Set task 1:
Summarize the passage on Yasurai Matsuri below in two sentences.

Document text:
On the day of Yasurai Matsuri festival, these shops are very crowded. However, most people go to the shops after the festival, so if you go eat aburi-mochi first, and then see the festival, maybe you will avoid the crowd. When I went to Kazariya around 12:30 p.m, I didn’t wait at all to enter the shop.
The Origin and History of Yasurai Matsuri
In the Heian Period, the city of Kyoto was suffering from plagues. It was terrible, especially in the spring and summer. To deal with it, people held goryo-e, a ritual to suppress evil deities and ghosts that were believed to cause harm and illness. Goryo-e were performed in various places in Kyoto, and one of them developed to be Gion Matsuri. The origin of Yasurai Matsuri is one held at Funaoka Mountain in 994. It became an annual festival, and as time went by, it was getting more and more gorgeous. As a result, in 1154, it was banned by an edict because people in Kyoto were too gaudy on the festival day. The festival was revived in 1210, but the Onin War (1467-1477) occurred and it was suspended. It was in 1694 that Yasurai Matsuri was revived again.

[Source data]
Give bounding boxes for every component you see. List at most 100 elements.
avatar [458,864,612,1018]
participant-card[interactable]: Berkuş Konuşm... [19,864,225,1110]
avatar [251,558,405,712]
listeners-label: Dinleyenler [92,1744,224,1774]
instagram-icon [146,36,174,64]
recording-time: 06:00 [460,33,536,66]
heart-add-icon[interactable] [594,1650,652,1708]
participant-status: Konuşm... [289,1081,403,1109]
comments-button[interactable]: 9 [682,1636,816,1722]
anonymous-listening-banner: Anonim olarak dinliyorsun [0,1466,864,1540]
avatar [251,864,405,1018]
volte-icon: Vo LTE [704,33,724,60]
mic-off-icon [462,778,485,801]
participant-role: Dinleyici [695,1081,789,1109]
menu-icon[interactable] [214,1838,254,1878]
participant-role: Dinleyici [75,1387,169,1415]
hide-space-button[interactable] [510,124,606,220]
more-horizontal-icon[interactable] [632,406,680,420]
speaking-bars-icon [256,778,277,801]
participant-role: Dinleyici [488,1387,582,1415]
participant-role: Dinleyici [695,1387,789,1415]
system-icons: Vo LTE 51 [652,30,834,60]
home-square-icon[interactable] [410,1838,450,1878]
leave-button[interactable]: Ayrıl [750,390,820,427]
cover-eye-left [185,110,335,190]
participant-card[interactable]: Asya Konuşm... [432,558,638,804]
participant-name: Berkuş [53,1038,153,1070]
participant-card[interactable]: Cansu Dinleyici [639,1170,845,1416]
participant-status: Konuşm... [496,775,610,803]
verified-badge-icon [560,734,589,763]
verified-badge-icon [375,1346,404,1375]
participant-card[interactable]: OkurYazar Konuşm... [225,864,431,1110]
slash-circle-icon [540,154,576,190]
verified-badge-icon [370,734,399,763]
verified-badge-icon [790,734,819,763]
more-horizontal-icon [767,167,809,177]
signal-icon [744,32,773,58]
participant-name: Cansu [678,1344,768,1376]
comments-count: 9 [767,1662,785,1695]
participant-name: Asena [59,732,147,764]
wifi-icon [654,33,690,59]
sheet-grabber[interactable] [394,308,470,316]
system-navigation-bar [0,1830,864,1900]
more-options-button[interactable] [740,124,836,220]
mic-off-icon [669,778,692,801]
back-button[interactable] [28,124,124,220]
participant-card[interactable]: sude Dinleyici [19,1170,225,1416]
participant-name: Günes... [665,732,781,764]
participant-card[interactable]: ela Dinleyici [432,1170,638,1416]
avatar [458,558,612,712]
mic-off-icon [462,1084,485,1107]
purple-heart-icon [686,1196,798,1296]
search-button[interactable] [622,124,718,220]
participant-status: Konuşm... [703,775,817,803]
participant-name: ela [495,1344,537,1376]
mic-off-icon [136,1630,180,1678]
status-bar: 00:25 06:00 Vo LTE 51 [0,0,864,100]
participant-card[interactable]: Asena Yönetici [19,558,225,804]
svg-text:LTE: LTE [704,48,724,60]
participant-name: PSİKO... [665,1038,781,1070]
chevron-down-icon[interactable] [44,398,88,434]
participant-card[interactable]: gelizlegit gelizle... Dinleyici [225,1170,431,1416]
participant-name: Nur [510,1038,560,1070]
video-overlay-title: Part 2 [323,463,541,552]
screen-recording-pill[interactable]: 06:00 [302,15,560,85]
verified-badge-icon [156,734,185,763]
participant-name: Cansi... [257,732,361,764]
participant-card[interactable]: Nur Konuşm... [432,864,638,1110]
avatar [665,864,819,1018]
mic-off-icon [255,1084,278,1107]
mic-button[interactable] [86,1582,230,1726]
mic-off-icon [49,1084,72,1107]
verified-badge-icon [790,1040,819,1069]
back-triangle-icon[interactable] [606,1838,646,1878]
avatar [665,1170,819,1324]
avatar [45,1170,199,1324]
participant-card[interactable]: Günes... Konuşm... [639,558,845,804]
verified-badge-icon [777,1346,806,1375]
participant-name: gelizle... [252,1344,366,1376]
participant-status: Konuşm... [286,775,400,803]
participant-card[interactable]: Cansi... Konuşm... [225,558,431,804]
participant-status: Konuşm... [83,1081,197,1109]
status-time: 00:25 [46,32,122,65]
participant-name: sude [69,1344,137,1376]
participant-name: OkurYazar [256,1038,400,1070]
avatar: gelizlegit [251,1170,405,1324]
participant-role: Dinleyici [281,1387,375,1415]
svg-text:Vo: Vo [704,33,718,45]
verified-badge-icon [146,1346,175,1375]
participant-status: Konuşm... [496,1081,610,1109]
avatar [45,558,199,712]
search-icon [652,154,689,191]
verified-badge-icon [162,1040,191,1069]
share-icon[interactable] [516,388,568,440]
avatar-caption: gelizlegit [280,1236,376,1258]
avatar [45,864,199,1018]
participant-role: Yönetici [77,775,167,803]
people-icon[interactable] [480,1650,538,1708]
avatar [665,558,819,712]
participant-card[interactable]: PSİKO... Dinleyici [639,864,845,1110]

Set task 2:
Please reproduce the records above exactly, everything from the start of the records down through the line that contains "participant-name: Cansu [678,1344,768,1376]", including that line.

Complete answer 1:
On the day of Yasurai Matsuri the shops are very crowded, but since most people go after the festival, eating aburi-mochi first and then seeing the festival may let you avoid the crowd. The festival began with a goryo-e ritual held at Funaoka Mountain in 994, when Kyoto suffered from plagues, and it was banned in 1154 for being too gaudy, revived in 1210, suspended by the Onin War, and revived again in 1694.

Complete answer 2:
Give bounding boxes for every component you see. List at most 100 elements.
avatar [458,864,612,1018]
participant-card[interactable]: Berkuş Konuşm... [19,864,225,1110]
avatar [251,558,405,712]
listeners-label: Dinleyenler [92,1744,224,1774]
instagram-icon [146,36,174,64]
recording-time: 06:00 [460,33,536,66]
heart-add-icon[interactable] [594,1650,652,1708]
participant-status: Konuşm... [289,1081,403,1109]
comments-button[interactable]: 9 [682,1636,816,1722]
anonymous-listening-banner: Anonim olarak dinliyorsun [0,1466,864,1540]
avatar [251,864,405,1018]
volte-icon: Vo LTE [704,33,724,60]
mic-off-icon [462,778,485,801]
participant-role: Dinleyici [695,1081,789,1109]
menu-icon[interactable] [214,1838,254,1878]
participant-role: Dinleyici [75,1387,169,1415]
hide-space-button[interactable] [510,124,606,220]
more-horizontal-icon[interactable] [632,406,680,420]
speaking-bars-icon [256,778,277,801]
participant-role: Dinleyici [488,1387,582,1415]
participant-role: Dinleyici [695,1387,789,1415]
system-icons: Vo LTE 51 [652,30,834,60]
home-square-icon[interactable] [410,1838,450,1878]
leave-button[interactable]: Ayrıl [750,390,820,427]
cover-eye-left [185,110,335,190]
participant-card[interactable]: Asya Konuşm... [432,558,638,804]
participant-name: Berkuş [53,1038,153,1070]
participant-card[interactable]: Cansu Dinleyici [639,1170,845,1416]
participant-status: Konuşm... [496,775,610,803]
verified-badge-icon [560,734,589,763]
verified-badge-icon [375,1346,404,1375]
participant-card[interactable]: OkurYazar Konuşm... [225,864,431,1110]
slash-circle-icon [540,154,576,190]
verified-badge-icon [370,734,399,763]
verified-badge-icon [790,734,819,763]
more-horizontal-icon [767,167,809,177]
signal-icon [744,32,773,58]
participant-name: Cansu [678,1344,768,1376]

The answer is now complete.